Exercise text:
YOUNGER LAW NEWS: HOW INADVERTENT MISTAKES CAN UPSET MEDICAID PLANNING

YOUNGER LAW NEWS:  HOW INADVERTENT MISTAKES CAN UPSET MEDICAID PLANNING

Most people now know that Medicaid rules, although restrictive, allow some flexibility that enables people to make asset transfers without penalties.  Taking advantage of the rules requires not only careful planning but also careful follow through.  A recent actual case is a good example of how many things can go wrong.  The facts have been modified slightly for purposes of consistency.

Bill and Peggy had both been widowed when they married each other.  Bill had two adult children with whom he was not especially close.  Peggy had one adult child, Tom.  As they grew older, they executed new wills.  The plan was to split their assets down the middle because they were both in failing health, Bill worse than Peggy.  Bill wanted to leave his small estate to Tom with whom he was very close.  We separated their bank accounts and transferred the house to them as tenants in common - - so that each of them owned half of the house and could transfer it as they wished.

Earlier this year, the house was sold. Both Bill’s and Peggy’s health had declined considerably.  Bill had entered a nursing home before the closing.  Peggy went to live with Tom and his wife.  It was clear that both of them would run out of money soon and would have to apply for Medicaid.  Bill’s daughter, who lived far from Tom’s house, asked that her father be placed close to her so that she could look after him.  (She knew she was not mentioned in his will) The HUD (closing) statement showed Bill and Peggy each received half of the net proceeds.  Two equal checks were written by the buyers’ settlement agent, one to Bill and one to Peggy.

Dataset:
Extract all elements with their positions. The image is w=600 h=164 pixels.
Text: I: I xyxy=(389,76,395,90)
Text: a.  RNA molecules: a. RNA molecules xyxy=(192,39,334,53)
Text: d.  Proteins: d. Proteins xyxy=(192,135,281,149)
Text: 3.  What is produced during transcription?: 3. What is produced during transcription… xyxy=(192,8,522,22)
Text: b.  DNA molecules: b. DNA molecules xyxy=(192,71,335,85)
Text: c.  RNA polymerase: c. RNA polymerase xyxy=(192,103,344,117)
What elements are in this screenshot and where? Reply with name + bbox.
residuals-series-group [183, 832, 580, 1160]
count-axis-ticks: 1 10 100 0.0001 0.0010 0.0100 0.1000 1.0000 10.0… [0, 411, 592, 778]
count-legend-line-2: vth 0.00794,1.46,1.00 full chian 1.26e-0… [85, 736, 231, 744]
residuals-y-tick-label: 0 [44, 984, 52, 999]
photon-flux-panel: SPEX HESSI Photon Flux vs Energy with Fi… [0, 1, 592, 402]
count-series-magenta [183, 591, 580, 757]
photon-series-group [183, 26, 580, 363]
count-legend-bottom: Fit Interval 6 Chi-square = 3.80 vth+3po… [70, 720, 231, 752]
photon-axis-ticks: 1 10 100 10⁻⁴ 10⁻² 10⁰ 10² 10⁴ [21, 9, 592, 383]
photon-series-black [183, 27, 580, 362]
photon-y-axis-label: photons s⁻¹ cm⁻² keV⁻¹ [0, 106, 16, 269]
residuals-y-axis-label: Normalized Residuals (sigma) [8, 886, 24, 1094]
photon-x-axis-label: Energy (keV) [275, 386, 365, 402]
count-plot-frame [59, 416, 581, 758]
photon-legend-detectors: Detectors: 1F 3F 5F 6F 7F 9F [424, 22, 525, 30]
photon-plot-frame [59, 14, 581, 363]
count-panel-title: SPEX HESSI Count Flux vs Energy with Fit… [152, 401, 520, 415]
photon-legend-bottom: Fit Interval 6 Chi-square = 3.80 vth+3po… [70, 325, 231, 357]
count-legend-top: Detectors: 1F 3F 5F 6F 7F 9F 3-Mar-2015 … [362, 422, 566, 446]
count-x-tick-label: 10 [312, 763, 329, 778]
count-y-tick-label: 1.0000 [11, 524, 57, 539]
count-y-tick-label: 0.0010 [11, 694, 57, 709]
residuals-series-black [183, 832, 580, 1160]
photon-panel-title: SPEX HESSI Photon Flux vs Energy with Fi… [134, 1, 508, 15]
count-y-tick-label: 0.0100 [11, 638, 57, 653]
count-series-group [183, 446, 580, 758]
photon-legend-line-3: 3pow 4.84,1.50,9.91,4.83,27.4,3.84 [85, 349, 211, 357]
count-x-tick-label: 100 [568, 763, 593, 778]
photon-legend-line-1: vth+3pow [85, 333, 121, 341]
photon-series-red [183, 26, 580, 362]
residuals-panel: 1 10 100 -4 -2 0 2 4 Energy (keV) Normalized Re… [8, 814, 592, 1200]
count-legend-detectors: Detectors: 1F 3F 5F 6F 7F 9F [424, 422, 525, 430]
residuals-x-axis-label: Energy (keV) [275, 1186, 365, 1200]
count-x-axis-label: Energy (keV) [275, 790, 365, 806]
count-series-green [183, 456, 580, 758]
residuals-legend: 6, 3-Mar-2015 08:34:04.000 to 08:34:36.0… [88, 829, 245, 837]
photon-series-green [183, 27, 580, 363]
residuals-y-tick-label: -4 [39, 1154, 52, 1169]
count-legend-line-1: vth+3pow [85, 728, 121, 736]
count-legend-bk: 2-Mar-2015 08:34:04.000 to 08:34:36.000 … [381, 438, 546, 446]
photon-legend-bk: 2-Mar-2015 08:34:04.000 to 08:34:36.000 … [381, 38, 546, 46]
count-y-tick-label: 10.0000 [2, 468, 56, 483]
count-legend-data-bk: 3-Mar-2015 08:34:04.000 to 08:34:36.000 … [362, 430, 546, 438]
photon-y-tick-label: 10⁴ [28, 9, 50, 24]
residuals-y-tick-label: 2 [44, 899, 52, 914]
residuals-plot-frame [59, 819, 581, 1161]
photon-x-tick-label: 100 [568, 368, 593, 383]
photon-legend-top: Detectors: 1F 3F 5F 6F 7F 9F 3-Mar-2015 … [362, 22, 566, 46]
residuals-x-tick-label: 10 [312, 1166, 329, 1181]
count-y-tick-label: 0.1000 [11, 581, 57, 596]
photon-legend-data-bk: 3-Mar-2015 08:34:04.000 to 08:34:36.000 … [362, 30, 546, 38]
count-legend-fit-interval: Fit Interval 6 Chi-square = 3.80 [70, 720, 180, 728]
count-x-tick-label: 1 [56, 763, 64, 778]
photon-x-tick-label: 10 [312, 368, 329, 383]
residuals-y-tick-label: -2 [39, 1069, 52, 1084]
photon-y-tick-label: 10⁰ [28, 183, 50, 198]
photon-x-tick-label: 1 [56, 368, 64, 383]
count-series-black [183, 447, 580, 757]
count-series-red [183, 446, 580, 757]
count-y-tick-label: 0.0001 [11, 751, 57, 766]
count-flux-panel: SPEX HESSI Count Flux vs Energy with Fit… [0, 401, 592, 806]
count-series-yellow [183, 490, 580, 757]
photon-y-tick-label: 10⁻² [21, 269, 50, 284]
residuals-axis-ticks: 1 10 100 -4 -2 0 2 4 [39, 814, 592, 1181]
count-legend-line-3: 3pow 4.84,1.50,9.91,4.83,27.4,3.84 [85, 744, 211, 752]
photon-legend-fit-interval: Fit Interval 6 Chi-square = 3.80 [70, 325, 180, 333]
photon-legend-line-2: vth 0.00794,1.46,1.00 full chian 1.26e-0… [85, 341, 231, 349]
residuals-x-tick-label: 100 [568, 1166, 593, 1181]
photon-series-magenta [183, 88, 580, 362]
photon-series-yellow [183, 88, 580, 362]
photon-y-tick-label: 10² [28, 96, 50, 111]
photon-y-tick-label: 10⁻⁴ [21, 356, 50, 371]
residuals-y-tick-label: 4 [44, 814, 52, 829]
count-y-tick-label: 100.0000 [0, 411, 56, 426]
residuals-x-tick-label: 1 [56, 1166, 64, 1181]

Exercises to complete:
A. In the Medicaid planning text, how was the house transferred to Bill and Peggy?
B. In the Medicaid planning text, rewrite the passage from "Bill and Peggy had" up to and including "as they wished.", changing "failing health" to "poor health".

Results for the exercise:
A. As tenants in common, so that each owned half of the house and could transfer it as they wished.

B.
Bill and Peggy had both been widowed when they married each other.  Bill had two adult children with whom he was not especially close.  Peggy had one adult child, Tom.  As they grew older, they executed new wills.  The plan was to split their assets down the middle because they were both in poor health, Bill worse than Peggy.  Bill wanted to leave his small estate to Tom with whom he was very close.  We separated their bank accounts and transferred the house to them as tenants in common - - so that each of them owned half of the house and could transfer it as they wished.